(Entries taken from a collection)
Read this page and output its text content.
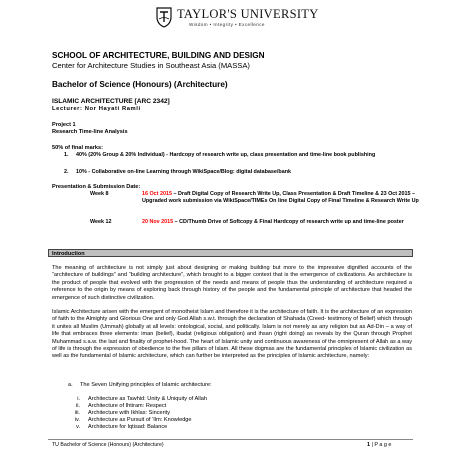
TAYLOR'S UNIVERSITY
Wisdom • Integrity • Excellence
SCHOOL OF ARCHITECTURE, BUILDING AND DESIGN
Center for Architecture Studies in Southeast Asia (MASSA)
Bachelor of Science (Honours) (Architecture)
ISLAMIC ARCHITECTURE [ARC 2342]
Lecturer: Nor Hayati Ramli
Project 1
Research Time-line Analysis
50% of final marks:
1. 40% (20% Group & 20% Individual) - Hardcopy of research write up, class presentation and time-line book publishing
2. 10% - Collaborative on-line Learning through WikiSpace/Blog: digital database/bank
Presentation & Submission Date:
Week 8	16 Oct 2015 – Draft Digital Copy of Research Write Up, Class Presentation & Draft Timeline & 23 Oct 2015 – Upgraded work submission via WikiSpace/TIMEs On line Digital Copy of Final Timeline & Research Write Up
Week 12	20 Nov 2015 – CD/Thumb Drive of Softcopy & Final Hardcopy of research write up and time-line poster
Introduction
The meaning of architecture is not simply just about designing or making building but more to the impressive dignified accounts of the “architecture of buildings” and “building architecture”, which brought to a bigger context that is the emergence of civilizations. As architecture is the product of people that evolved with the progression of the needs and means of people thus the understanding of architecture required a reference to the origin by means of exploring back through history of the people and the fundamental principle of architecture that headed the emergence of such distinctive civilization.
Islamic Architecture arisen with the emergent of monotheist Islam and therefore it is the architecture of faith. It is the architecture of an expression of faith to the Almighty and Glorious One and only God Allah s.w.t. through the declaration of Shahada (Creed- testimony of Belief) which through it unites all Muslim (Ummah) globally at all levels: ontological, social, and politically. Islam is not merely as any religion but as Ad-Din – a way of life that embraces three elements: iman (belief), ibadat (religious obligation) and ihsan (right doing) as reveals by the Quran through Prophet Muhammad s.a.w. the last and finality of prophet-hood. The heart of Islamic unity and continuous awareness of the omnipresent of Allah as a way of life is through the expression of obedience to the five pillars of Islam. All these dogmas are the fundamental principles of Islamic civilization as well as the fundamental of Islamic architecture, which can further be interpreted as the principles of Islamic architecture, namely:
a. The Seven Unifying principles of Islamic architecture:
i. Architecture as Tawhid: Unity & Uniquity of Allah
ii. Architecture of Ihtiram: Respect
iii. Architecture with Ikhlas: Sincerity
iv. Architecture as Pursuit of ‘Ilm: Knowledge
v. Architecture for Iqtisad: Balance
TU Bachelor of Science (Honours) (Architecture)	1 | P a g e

TASK TO CARRY OUT ->
What comes back should match the records exactly, minus any pictures.

ANSWER BELOW ->
Read this page and output its text content.
TAYLOR'S UNIVERSITY
Wisdom • Integrity • Excellence
SCHOOL OF ARCHITECTURE, BUILDING AND DESIGN
Center for Architecture Studies in Southeast Asia (MASSA)
Bachelor of Science (Honours) (Architecture)
ISLAMIC ARCHITECTURE [ARC 2342]
Lecturer: Nor Hayati Ramli
Project 1
Research Time-line Analysis
50% of final marks:
1. 40% (20% Group & 20% Individual) - Hardcopy of research write up, class presentation and time-line book publishing
2. 10% - Collaborative on-line Learning through WikiSpace/Blog: digital database/bank
Presentation & Submission Date:
Week 8	16 Oct 2015 – Draft Digital Copy of Research Write Up, Class Presentation & Draft Timeline & 23 Oct 2015 – Upgraded work submission via WikiSpace/TIMEs On line Digital Copy of Final Timeline & Research Write Up
Week 12	20 Nov 2015 – CD/Thumb Drive of Softcopy & Final Hardcopy of research write up and time-line poster
Introduction
The meaning of architecture is not simply just about designing or making building but more to the impressive dignified accounts of the “architecture of buildings” and “building architecture”, which brought to a bigger context that is the emergence of civilizations. As architecture is the product of people that evolved with the progression of the needs and means of people thus the understanding of architecture required a reference to the origin by means of exploring back through history of the people and the fundamental principle of architecture that headed the emergence of such distinctive civilization.
Islamic Architecture arisen with the emergent of monotheist Islam and therefore it is the architecture of faith. It is the architecture of an expression of faith to the Almighty and Glorious One and only God Allah s.w.t. through the declaration of Shahada (Creed- testimony of Belief) which through it unites all Muslim (Ummah) globally at all levels: ontological, social, and politically. Islam is not merely as any religion but as Ad-Din – a way of life that embraces three elements: iman (belief), ibadat (religious obligation) and ihsan (right doing) as reveals by the Quran through Prophet Muhammad s.a.w. the last and finality of prophet-hood. The heart of Islamic unity and continuous awareness of the omnipresent of Allah as a way of life is through the expression of obedience to the five pillars of Islam. All these dogmas are the fundamental principles of Islamic civilization as well as the fundamental of Islamic architecture, which can further be interpreted as the principles of Islamic architecture, namely:
a. The Seven Unifying principles of Islamic architecture:
i. Architecture as Tawhid: Unity & Uniquity of Allah
ii. Architecture of Ihtiram: Respect
iii. Architecture with Ikhlas: Sincerity
iv. Architecture as Pursuit of ‘Ilm: Knowledge
v. Architecture for Iqtisad: Balance
TU Bachelor of Science (Honours) (Architecture)	1 | P a g e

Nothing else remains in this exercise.